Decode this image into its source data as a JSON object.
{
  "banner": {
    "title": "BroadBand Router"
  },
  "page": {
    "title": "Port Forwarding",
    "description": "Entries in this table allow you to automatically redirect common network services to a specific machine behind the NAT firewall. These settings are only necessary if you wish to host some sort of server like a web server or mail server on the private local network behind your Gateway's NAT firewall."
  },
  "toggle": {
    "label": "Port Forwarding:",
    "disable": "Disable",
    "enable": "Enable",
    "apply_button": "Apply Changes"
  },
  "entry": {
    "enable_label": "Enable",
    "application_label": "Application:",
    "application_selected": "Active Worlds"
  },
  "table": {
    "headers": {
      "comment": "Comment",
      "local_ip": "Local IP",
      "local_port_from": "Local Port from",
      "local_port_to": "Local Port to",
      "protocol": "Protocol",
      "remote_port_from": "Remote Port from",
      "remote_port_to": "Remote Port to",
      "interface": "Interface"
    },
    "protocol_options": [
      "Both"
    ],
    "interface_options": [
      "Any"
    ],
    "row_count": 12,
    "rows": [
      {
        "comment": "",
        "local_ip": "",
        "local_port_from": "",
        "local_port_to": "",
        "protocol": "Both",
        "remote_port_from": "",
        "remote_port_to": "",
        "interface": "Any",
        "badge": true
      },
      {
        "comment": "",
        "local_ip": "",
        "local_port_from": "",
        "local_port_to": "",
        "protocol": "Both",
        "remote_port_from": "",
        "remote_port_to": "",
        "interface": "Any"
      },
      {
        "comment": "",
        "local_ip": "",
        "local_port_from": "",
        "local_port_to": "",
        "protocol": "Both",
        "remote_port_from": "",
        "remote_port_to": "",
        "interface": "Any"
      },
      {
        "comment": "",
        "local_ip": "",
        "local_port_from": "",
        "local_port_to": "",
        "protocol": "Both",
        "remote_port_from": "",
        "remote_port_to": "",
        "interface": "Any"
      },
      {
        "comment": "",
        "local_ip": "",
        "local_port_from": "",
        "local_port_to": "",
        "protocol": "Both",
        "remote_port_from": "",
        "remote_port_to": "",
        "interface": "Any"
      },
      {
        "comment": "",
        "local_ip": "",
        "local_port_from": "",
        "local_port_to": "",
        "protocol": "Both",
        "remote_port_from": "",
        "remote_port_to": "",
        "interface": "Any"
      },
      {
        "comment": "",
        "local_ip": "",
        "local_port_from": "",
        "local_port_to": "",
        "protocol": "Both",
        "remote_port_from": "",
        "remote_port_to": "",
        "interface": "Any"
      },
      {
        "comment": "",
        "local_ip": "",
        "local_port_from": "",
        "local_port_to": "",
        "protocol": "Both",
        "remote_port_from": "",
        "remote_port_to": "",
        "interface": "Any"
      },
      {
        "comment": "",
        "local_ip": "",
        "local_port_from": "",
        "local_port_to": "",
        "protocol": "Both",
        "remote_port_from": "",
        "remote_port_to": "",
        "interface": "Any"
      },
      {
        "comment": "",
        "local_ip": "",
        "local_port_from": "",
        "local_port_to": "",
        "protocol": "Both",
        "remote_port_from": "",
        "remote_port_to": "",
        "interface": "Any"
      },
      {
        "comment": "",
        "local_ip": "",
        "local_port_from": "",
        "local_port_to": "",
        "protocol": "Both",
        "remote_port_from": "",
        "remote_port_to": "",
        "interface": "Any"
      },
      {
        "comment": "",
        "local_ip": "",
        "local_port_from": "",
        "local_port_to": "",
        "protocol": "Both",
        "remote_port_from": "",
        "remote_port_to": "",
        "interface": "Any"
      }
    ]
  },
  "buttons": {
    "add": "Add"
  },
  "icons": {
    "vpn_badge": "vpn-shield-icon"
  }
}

- What is needed
Go through the entries and repeat each one exactly.

- The answer
Decode this image into its source data as a JSON object.
{
  "banner": {
    "title": "BroadBand Router"
  },
  "page": {
    "title": "Port Forwarding",
    "description": "Entries in this table allow you to automatically redirect common network services to a specific machine behind the NAT firewall. These settings are only necessary if you wish to host some sort of server like a web server or mail server on the private local network behind your Gateway's NAT firewall."
  },
  "toggle": {
    "label": "Port Forwarding:",
    "disable": "Disable",
    "enable": "Enable",
    "apply_button": "Apply Changes"
  },
  "entry": {
    "enable_label": "Enable",
    "application_label": "Application:",
    "application_selected": "Active Worlds"
  },
  "table": {
    "headers": {
      "comment": "Comment",
      "local_ip": "Local IP",
      "local_port_from": "Local Port from",
      "local_port_to": "Local Port to",
      "protocol": "Protocol",
      "remote_port_from": "Remote Port from",
      "remote_port_to": "Remote Port to",
      "interface": "Interface"
    },
    "protocol_options": [
      "Both"
    ],
    "interface_options": [
      "Any"
    ],
    "row_count": 12,
    "rows": [
      {
        "comment": "",
        "local_ip": "",
        "local_port_from": "",
        "local_port_to": "",
        "protocol": "Both",
        "remote_port_from": "",
        "remote_port_to": "",
        "interface": "Any",
        "badge": true
      },
      {
        "comment": "",
        "local_ip": "",
        "local_port_from": "",
        "local_port_to": "",
        "protocol": "Both",
        "remote_port_from": "",
        "remote_port_to": "",
        "interface": "Any"
      },
      {
        "comment": "",
        "local_ip": "",
        "local_port_from": "",
        "local_port_to": "",
        "protocol": "Both",
        "remote_port_from": "",
        "remote_port_to": "",
        "interface": "Any"
      },
      {
        "comment": "",
        "local_ip": "",
        "local_port_from": "",
        "local_port_to": "",
        "protocol": "Both",
        "remote_port_from": "",
        "remote_port_to": "",
        "interface": "Any"
      },
      {
        "comment": "",
        "local_ip": "",
        "local_port_from": "",
        "local_port_to": "",
        "protocol": "Both",
        "remote_port_from": "",
        "remote_port_to": "",
        "interface": "Any"
      },
      {
        "comment": "",
        "local_ip": "",
        "local_port_from": "",
        "local_port_to": "",
        "protocol": "Both",
        "remote_port_from": "",
        "remote_port_to": "",
        "interface": "Any"
      },
      {
        "comment": "",
        "local_ip": "",
        "local_port_from": "",
        "local_port_to": "",
        "protocol": "Both",
        "remote_port_from": "",
        "remote_port_to": "",
        "interface": "Any"
      },
      {
        "comment": "",
        "local_ip": "",
        "local_port_from": "",
        "local_port_to": "",
        "protocol": "Both",
        "remote_port_from": "",
        "remote_port_to": "",
        "interface": "Any"
      },
      {
        "comment": "",
        "local_ip": "",
        "local_port_from": "",
        "local_port_to": "",
        "protocol": "Both",
        "remote_port_from": "",
        "remote_port_to": "",
        "interface": "Any"
      },
      {
        "comment": "",
        "local_ip": "",
        "local_port_from": "",
        "local_port_to": "",
        "protocol": "Both",
        "remote_port_from": "",
        "remote_port_to": "",
        "interface": "Any"
      },
      {
        "comment": "",
        "local_ip": "",
        "local_port_from": "",
        "local_port_to": "",
        "protocol": "Both",
        "remote_port_from": "",
        "remote_port_to": "",
        "interface": "Any"
      },
      {
        "comment": "",
        "local_ip": "",
        "local_port_from": "",
        "local_port_to": "",
        "protocol": "Both",
        "remote_port_from": "",
        "remote_port_to": "",
        "interface": "Any"
      }
    ]
  },
  "buttons": {
    "add": "Add"
  },
  "icons": {
    "vpn_badge": "vpn-shield-icon"
  }
}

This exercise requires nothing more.